— Start Supplied records —

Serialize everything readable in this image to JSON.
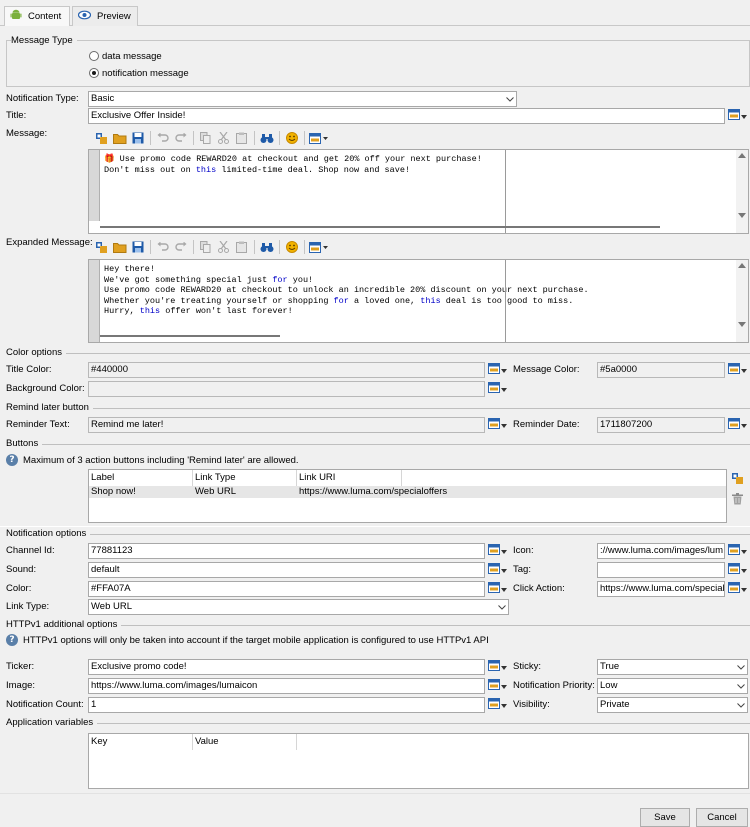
{
  "tabs": [
    {
      "label": "Content",
      "icon": "android-icon"
    },
    {
      "label": "Preview",
      "icon": "eye-icon"
    }
  ],
  "message_type": {
    "title": "Message Type",
    "options": [
      "data message",
      "notification message"
    ],
    "selected": "notification message"
  },
  "notification_type": {
    "label": "Notification Type:",
    "value": "Basic"
  },
  "title_field": {
    "label": "Title:",
    "value": "Exclusive Offer Inside!"
  },
  "message": {
    "label": "Message:",
    "lines": [
      [
        {
          "t": "🎁 Use promo code REWARD20 at checkout and get 20% off your next purchase!"
        }
      ],
      [
        {
          "t": "Don't miss out on "
        },
        {
          "t": "this",
          "kw": true
        },
        {
          "t": " limited-time deal. Shop now and save!"
        }
      ]
    ]
  },
  "expanded_message": {
    "label": "Expanded Message:",
    "lines": [
      [
        {
          "t": "Hey there!"
        }
      ],
      [
        {
          "t": "We've got something special just "
        },
        {
          "t": "for",
          "kw": true
        },
        {
          "t": " you!"
        }
      ],
      [
        {
          "t": "Use promo code REWARD20 at checkout to unlock an incredible 20% discount on your next purchase."
        }
      ],
      [
        {
          "t": "Whether you're treating yourself or shopping "
        },
        {
          "t": "for",
          "kw": true
        },
        {
          "t": " a loved one, "
        },
        {
          "t": "this",
          "kw": true
        },
        {
          "t": " deal is too good to miss."
        }
      ],
      [
        {
          "t": "Hurry, "
        },
        {
          "t": "this",
          "kw": true
        },
        {
          "t": " offer won't last forever!"
        }
      ]
    ]
  },
  "color_options": {
    "title": "Color options",
    "title_color": {
      "label": "Title Color:",
      "value": "#440000"
    },
    "message_color": {
      "label": "Message Color:",
      "value": "#5a0000"
    },
    "background_color": {
      "label": "Background Color:",
      "value": ""
    }
  },
  "remind_later": {
    "title": "Remind later button",
    "reminder_text": {
      "label": "Reminder Text:",
      "value": "Remind me later!"
    },
    "reminder_date": {
      "label": "Reminder Date:",
      "value": "1711807200"
    }
  },
  "buttons": {
    "title": "Buttons",
    "info": "Maximum of 3 action buttons including 'Remind later' are allowed.",
    "columns": [
      "Label",
      "Link Type",
      "Link URI"
    ],
    "rows": [
      [
        "Shop now!",
        "Web URL",
        "https://www.luma.com/specialoffers"
      ]
    ]
  },
  "notification_options": {
    "title": "Notification options",
    "channel_id": {
      "label": "Channel Id:",
      "value": "77881123"
    },
    "icon": {
      "label": "Icon:",
      "value": "://www.luma.com/images/lum"
    },
    "sound": {
      "label": "Sound:",
      "value": "default"
    },
    "tag": {
      "label": "Tag:",
      "value": ""
    },
    "color": {
      "label": "Color:",
      "value": "#FFA07A"
    },
    "click_action": {
      "label": "Click Action:",
      "value": "https://www.luma.com/special"
    },
    "link_type": {
      "label": "Link Type:",
      "value": "Web URL"
    }
  },
  "httpv1": {
    "title": "HTTPv1 additional options",
    "info": "HTTPv1 options will only be taken into account if the target mobile application is configured to use HTTPv1 API",
    "ticker": {
      "label": "Ticker:",
      "value": "Exclusive promo code!"
    },
    "sticky": {
      "label": "Sticky:",
      "value": "True"
    },
    "image": {
      "label": "Image:",
      "value": "https://www.luma.com/images/lumaicon"
    },
    "priority": {
      "label": "Notification Priority:",
      "value": "Low"
    },
    "count": {
      "label": "Notification Count:",
      "value": "1"
    },
    "visibility": {
      "label": "Visibility:",
      "value": "Private"
    }
  },
  "app_vars": {
    "title": "Application variables",
    "columns": [
      "Key",
      "Value"
    ]
  },
  "footer": {
    "save": "Save",
    "cancel": "Cancel"
  },
  "colors": {
    "accent": "#1e5aa8",
    "folder": "#e0a020",
    "keyword": "#0000c8"
  }
}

— End Supplied records —

## To be done
Each line above is to be copied verbatim. Drop any image from the copy.

## Result for this task
Serialize everything readable in this image to JSON.
{
  "tabs": [
    {
      "label": "Content",
      "icon": "android-icon"
    },
    {
      "label": "Preview",
      "icon": "eye-icon"
    }
  ],
  "message_type": {
    "title": "Message Type",
    "options": [
      "data message",
      "notification message"
    ],
    "selected": "notification message"
  },
  "notification_type": {
    "label": "Notification Type:",
    "value": "Basic"
  },
  "title_field": {
    "label": "Title:",
    "value": "Exclusive Offer Inside!"
  },
  "message": {
    "label": "Message:",
    "lines": [
      [
        {
          "t": "🎁 Use promo code REWARD20 at checkout and get 20% off your next purchase!"
        }
      ],
      [
        {
          "t": "Don't miss out on "
        },
        {
          "t": "this",
          "kw": true
        },
        {
          "t": " limited-time deal. Shop now and save!"
        }
      ]
    ]
  },
  "expanded_message": {
    "label": "Expanded Message:",
    "lines": [
      [
        {
          "t": "Hey there!"
        }
      ],
      [
        {
          "t": "We've got something special just "
        },
        {
          "t": "for",
          "kw": true
        },
        {
          "t": " you!"
        }
      ],
      [
        {
          "t": "Use promo code REWARD20 at checkout to unlock an incredible 20% discount on your next purchase."
        }
      ],
      [
        {
          "t": "Whether you're treating yourself or shopping "
        },
        {
          "t": "for",
          "kw": true
        },
        {
          "t": " a loved one, "
        },
        {
          "t": "this",
          "kw": true
        },
        {
          "t": " deal is too good to miss."
        }
      ],
      [
        {
          "t": "Hurry, "
        },
        {
          "t": "this",
          "kw": true
        },
        {
          "t": " offer won't last forever!"
        }
      ]
    ]
  },
  "color_options": {
    "title": "Color options",
    "title_color": {
      "label": "Title Color:",
      "value": "#440000"
    },
    "message_color": {
      "label": "Message Color:",
      "value": "#5a0000"
    },
    "background_color": {
      "label": "Background Color:",
      "value": ""
    }
  },
  "remind_later": {
    "title": "Remind later button",
    "reminder_text": {
      "label": "Reminder Text:",
      "value": "Remind me later!"
    },
    "reminder_date": {
      "label": "Reminder Date:",
      "value": "1711807200"
    }
  },
  "buttons": {
    "title": "Buttons",
    "info": "Maximum of 3 action buttons including 'Remind later' are allowed.",
    "columns": [
      "Label",
      "Link Type",
      "Link URI"
    ],
    "rows": [
      [
        "Shop now!",
        "Web URL",
        "https://www.luma.com/specialoffers"
      ]
    ]
  },
  "notification_options": {
    "title": "Notification options",
    "channel_id": {
      "label": "Channel Id:",
      "value": "77881123"
    },
    "icon": {
      "label": "Icon:",
      "value": "://www.luma.com/images/lum"
    },
    "sound": {
      "label": "Sound:",
      "value": "default"
    },
    "tag": {
      "label": "Tag:",
      "value": ""
    },
    "color": {
      "label": "Color:",
      "value": "#FFA07A"
    },
    "click_action": {
      "label": "Click Action:",
      "value": "https://www.luma.com/special"
    },
    "link_type": {
      "label": "Link Type:",
      "value": "Web URL"
    }
  },
  "httpv1": {
    "title": "HTTPv1 additional options",
    "info": "HTTPv1 options will only be taken into account if the target mobile application is configured to use HTTPv1 API",
    "ticker": {
      "label": "Ticker:",
      "value": "Exclusive promo code!"
    },
    "sticky": {
      "label": "Sticky:",
      "value": "True"
    },
    "image": {
      "label": "Image:",
      "value": "https://www.luma.com/images/lumaicon"
    },
    "priority": {
      "label": "Notification Priority:",
      "value": "Low"
    },
    "count": {
      "label": "Notification Count:",
      "value": "1"
    },
    "visibility": {
      "label": "Visibility:",
      "value": "Private"
    }
  },
  "app_vars": {
    "title": "Application variables",
    "columns": [
      "Key",
      "Value"
    ]
  },
  "footer": {
    "save": "Save",
    "cancel": "Cancel"
  },
  "colors": {
    "accent": "#1e5aa8",
    "folder": "#e0a020",
    "keyword": "#0000c8"
  }
}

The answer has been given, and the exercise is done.